*** Extrait du texte

La transcription
par Vincent Genvrin

pages : 123


Mise en œuvre

Voici, par ordre de complexité croissante, la description des différentes pièces. Par hypothèse nous supposerons l’organiste seul à sa console.

A) Récits

Sonata I

C’est la seule pièce qui trouve son équivalent exact dans la musique d’orgue française de l’époque. Il s’agit du Récit de Flûte, appelé parfois Morceau de Flûtes voire Flûtes tout court, dans la mesure où il ménage autant de dialogues que de récits.

Trois plans sont requis : Positif, Grand orgue accouplé et Echo, avec par conséquent deux possibilités pour les récits (Grand orgue accompagné au Positif et Positif accompagné par l’Echo). La Pédale soutient le tout, avec cette particularité qu’elle s’équilibre avec le Positif, sans que l’on dispose d’une quelconque Tirasse. Quand on joue au Grand orgue (accouplé), il y a par conséquent nécessité de jouer à la main gauche une doublure au moins ponctuelle de la basse.

******
*** Extraits de données

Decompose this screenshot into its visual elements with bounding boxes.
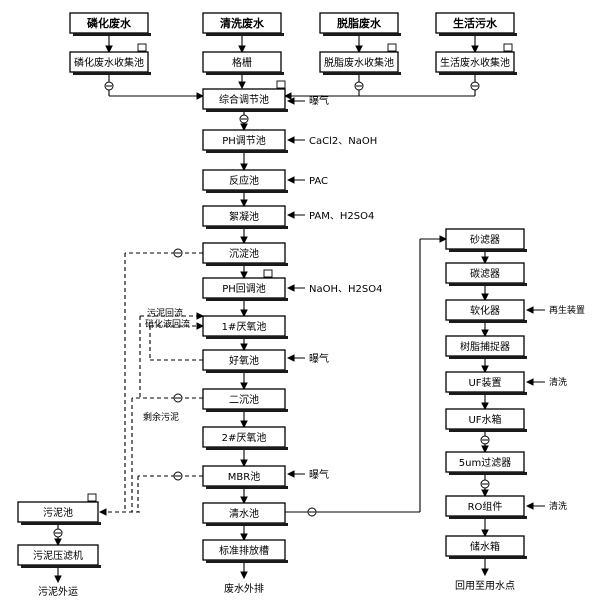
- softener: 软化器: [445, 299, 527, 323]
- pump-icon: [470, 81, 480, 91]
- pump-icon: [480, 479, 490, 489]
- sludge-return-label: 污泥回流: [147, 307, 183, 319]
- discharge-tank: 标准排放槽: [202, 539, 288, 563]
- uf-water-tank: UF水箱: [445, 408, 527, 432]
- level-gauge-icon: [503, 43, 513, 52]
- collect-cleaning-label: 格栅: [232, 56, 252, 69]
- source-phosphating-label: 磷化废水: [87, 16, 132, 30]
- sludge-press-label: 污泥压滤机: [33, 549, 83, 562]
- sludge-tank-label: 污泥池: [43, 506, 73, 519]
- wash2-label: 清洗: [549, 500, 567, 512]
- aerobic-tank: 好氧池: [202, 349, 288, 373]
- ph-adjust-label: PH调节池: [222, 134, 266, 147]
- source-phosphating: 磷化废水: [69, 12, 151, 36]
- collect-domestic-label: 生活废水收集池: [440, 56, 510, 69]
- micron-filter-label: 5um过滤器: [459, 456, 511, 469]
- collect-domestic: 生活废水收集池: [435, 51, 517, 75]
- level-gauge-icon: [387, 43, 397, 52]
- mbr-label: MBR池: [228, 470, 260, 483]
- source-cleaning-label: 清洗废水: [220, 16, 265, 30]
- clear-label: 清水池: [229, 507, 259, 520]
- collect-cleaning: 格栅: [202, 51, 284, 75]
- regen-label: 再生装置: [549, 304, 585, 316]
- anoxic2-label: 2#厌氧池: [222, 431, 267, 444]
- uf-unit: UF装置: [445, 371, 527, 395]
- aeration-label-1: 曝气: [309, 94, 329, 107]
- chemical-pac-label: PAC: [309, 176, 328, 187]
- micron-filter: 5um过滤器: [445, 451, 527, 475]
- discharge-pool-label: 标准排放槽: [219, 544, 269, 557]
- source-domestic: 生活污水: [435, 12, 517, 36]
- pump-icon: [104, 81, 114, 91]
- collect-degreasing: 脱脂废水收集池: [319, 51, 401, 75]
- sedimentation-label: 沉淀池: [229, 247, 259, 260]
- coagulation-label: 絮凝池: [229, 210, 259, 223]
- pump-icon: [173, 471, 183, 481]
- pump-icon: [480, 435, 490, 445]
- uf-tank-label: UF水箱: [468, 413, 501, 426]
- pump-icon: [173, 248, 183, 258]
- carbon-filter: 碳滤器: [445, 262, 527, 286]
- aerobic-label: 好氧池: [229, 354, 259, 367]
- collect-degreasing-label: 脱脂废水收集池: [324, 56, 394, 69]
- pump-icon: [307, 507, 317, 517]
- level-gauge-icon: [87, 493, 97, 502]
- ro-module: RO组件: [445, 495, 527, 519]
- sludge-out-label: 污泥外运: [38, 585, 78, 598]
- reuse-out-label: 回用至用水点: [455, 580, 515, 592]
- ph-readjust-tank: PH回调池: [202, 277, 288, 301]
- anoxic-tank-2: 2#厌氧池: [202, 426, 288, 450]
- carbon-filter-label: 碳滤器: [470, 267, 500, 280]
- ph-adjust-tank: PH调节池: [202, 129, 288, 153]
- collect-phosphating: 磷化废水收集池: [69, 51, 151, 75]
- aeration-label-3: 曝气: [309, 468, 329, 481]
- equalization-tank: 综合调节池: [202, 88, 288, 112]
- clear-water-tank: 清水池: [202, 502, 288, 526]
- chemical-ph2-label: NaOH、H2SO4: [309, 284, 382, 295]
- pump-icon: [239, 114, 249, 124]
- reaction-label: 反应池: [229, 174, 259, 187]
- coagulation-tank: 絮凝池: [202, 205, 288, 229]
- level-gauge-icon: [137, 43, 147, 52]
- storage-tank: 储水箱: [445, 535, 527, 559]
- softener-label: 软化器: [470, 304, 500, 317]
- level-gauge-icon: [263, 269, 273, 278]
- chemical-ph-label: CaCl2、NaOH: [309, 136, 377, 147]
- secondary-label: 二沉池: [229, 393, 259, 406]
- anoxic1-label: 1#厌氧池: [222, 320, 267, 333]
- sludge-tank: 污泥池: [17, 501, 101, 525]
- ph-readjust-label: PH回调池: [222, 282, 266, 295]
- discharge-label: 废水外排: [224, 582, 264, 595]
- pump-icon: [354, 81, 364, 91]
- nitrate-return-label: 硝化液回流: [145, 318, 190, 330]
- storage-tank-label: 储水箱: [470, 540, 500, 553]
- level-gauge-icon: [276, 80, 286, 89]
- sludge-press: 污泥压滤机: [17, 544, 101, 568]
- ro-module-label: RO组件: [468, 500, 503, 513]
- resin-trap: 树脂捕捉器: [445, 335, 527, 359]
- sedimentation-tank: 沉淀池: [202, 242, 288, 266]
- excess-sludge-label: 剩余污泥: [143, 411, 179, 423]
- wash1-label: 清洗: [549, 376, 567, 388]
- source-domestic-label: 生活污水: [453, 16, 498, 30]
- pump-icon: [173, 393, 183, 403]
- resin-trap-label: 树脂捕捉器: [460, 340, 510, 353]
- reaction-tank: 反应池: [202, 169, 288, 193]
- secondary-clarifier: 二沉池: [202, 388, 288, 412]
- collect-phosphating-label: 磷化废水收集池: [74, 56, 144, 69]
- uf-unit-label: UF装置: [468, 376, 501, 389]
- anoxic-tank-1: 1#厌氧池: [202, 315, 288, 339]
- equalization-label: 综合调节池: [219, 93, 269, 106]
- source-degreasing: 脱脂废水: [319, 12, 401, 36]
- source-degreasing-label: 脱脂废水: [337, 16, 382, 30]
- source-cleaning: 清洗废水: [202, 12, 284, 36]
- aeration-label-2: 曝气: [309, 352, 329, 365]
- chemical-pam-label: PAM、H2SO4: [309, 211, 374, 222]
- pump-icon: [53, 528, 63, 538]
- sand-filter: 砂滤器: [445, 228, 527, 252]
- mbr-tank: MBR池: [202, 465, 288, 489]
- sand-filter-label: 砂滤器: [470, 233, 500, 246]
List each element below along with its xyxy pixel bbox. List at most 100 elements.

******

### À faire
1. Répondez à ces questions d'après l'extrait sur la transcription :
(a) Dans quel ordre les différentes pièces sont-elles décrites ?
(b) Combien de plans la Sonata I demande-t-elle, et lesquels ?
(c) Avec quel plan la Pédale s'équilibre-t-elle ?
2. Recopiez le passage de l'extrait sur la transcription qui commence par « Voici, par ordre » et va jusqu'à « de la basse. ».

### Réponses
1.
(a) Par ordre de complexité croissante.
(b) Trois : le Positif, le Grand orgue accouplé et l'Echo.
(c) Avec le Positif.

2.
Voici, par ordre de complexité croissante, la description des différentes pièces. Par hypothèse nous supposerons l’organiste seul à sa console.

A) Récits

Sonata I

C’est la seule pièce qui trouve son équivalent exact dans la musique d’orgue française de l’époque. Il s’agit du Récit de Flûte, appelé parfois Morceau de Flûtes voire Flûtes tout court, dans la mesure où il ménage autant de dialogues que de récits.

Trois plans sont requis : Positif, Grand orgue accouplé et Echo, avec par conséquent deux possibilités pour les récits (Grand orgue accompagné au Positif et Positif accompagné par l’Echo). La Pédale soutient le tout, avec cette particularité qu’elle s’équilibre avec le Positif, sans que l’on dispose d’une quelconque Tirasse. Quand on joue au Grand orgue (accouplé), il y a par conséquent nécessité de jouer à la main gauche une doublure au moins ponctuelle de la basse.